▶ _Set problem_: Copy out every line containing the word "skala".

* begin Material for this task *

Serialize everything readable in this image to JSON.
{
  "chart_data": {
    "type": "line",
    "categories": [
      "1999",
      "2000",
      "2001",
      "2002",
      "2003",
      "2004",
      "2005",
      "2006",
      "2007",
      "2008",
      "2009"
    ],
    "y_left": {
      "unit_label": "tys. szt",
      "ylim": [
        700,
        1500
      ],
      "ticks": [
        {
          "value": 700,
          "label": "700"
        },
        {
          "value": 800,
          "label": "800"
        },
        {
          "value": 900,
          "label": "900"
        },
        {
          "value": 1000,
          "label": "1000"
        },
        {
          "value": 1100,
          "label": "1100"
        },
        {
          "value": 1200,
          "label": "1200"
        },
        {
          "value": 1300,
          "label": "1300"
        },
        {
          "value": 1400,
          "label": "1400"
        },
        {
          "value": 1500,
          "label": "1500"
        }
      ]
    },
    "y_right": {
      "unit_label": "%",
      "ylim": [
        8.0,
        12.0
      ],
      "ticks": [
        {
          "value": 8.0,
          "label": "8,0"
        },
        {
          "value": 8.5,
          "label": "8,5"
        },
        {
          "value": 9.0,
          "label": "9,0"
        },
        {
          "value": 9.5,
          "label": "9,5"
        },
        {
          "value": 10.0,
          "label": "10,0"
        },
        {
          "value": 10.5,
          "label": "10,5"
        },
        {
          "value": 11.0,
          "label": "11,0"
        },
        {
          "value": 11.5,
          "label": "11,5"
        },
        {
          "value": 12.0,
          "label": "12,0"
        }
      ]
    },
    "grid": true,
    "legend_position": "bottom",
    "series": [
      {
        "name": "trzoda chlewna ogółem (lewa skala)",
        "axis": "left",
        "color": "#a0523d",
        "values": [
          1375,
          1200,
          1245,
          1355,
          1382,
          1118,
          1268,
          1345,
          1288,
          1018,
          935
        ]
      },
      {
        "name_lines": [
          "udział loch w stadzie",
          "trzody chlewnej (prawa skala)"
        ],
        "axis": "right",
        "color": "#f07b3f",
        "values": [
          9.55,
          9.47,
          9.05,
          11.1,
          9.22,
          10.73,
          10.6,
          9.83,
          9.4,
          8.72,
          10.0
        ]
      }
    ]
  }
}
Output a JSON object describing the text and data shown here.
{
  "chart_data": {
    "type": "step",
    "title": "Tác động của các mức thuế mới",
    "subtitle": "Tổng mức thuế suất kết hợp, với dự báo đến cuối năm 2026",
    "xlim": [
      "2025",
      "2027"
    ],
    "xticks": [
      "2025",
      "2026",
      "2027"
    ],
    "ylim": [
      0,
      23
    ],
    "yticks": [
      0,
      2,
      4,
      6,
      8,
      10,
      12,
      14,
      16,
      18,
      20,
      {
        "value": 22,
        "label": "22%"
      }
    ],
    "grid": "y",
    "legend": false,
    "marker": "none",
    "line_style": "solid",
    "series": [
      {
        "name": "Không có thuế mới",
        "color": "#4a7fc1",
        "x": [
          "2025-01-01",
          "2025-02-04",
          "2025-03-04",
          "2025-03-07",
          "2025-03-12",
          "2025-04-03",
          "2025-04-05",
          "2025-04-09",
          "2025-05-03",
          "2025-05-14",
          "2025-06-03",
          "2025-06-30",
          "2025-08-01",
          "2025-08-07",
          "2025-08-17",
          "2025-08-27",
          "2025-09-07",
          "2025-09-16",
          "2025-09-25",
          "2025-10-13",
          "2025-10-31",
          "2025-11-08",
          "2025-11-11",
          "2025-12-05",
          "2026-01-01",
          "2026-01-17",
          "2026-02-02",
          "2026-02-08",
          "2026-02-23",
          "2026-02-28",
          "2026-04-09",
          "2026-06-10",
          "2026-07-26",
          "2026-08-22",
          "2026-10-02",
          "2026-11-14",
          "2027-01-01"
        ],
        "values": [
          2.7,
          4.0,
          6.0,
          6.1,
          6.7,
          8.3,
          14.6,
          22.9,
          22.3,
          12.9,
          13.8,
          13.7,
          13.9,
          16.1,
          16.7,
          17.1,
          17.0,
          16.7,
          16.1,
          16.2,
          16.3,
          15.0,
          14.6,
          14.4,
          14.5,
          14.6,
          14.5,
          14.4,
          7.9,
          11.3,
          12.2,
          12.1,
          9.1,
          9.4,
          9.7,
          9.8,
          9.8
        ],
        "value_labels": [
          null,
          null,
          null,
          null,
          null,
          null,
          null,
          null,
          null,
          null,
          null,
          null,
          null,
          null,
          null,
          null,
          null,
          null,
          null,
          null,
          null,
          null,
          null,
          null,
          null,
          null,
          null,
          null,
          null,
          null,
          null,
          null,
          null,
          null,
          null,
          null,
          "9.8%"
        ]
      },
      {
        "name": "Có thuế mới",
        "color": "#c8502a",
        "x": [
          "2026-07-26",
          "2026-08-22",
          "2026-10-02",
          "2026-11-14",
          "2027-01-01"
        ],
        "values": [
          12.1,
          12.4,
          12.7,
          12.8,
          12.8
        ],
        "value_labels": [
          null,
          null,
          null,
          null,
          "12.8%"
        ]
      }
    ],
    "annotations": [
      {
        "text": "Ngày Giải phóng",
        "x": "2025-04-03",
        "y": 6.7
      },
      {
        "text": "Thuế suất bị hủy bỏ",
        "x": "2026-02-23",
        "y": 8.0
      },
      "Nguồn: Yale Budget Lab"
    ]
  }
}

* end Material for this task *

▶ _Response_:
        "name": "trzoda chlewna ogółem (lewa skala)",
          "trzody chlewnej (prawa skala)"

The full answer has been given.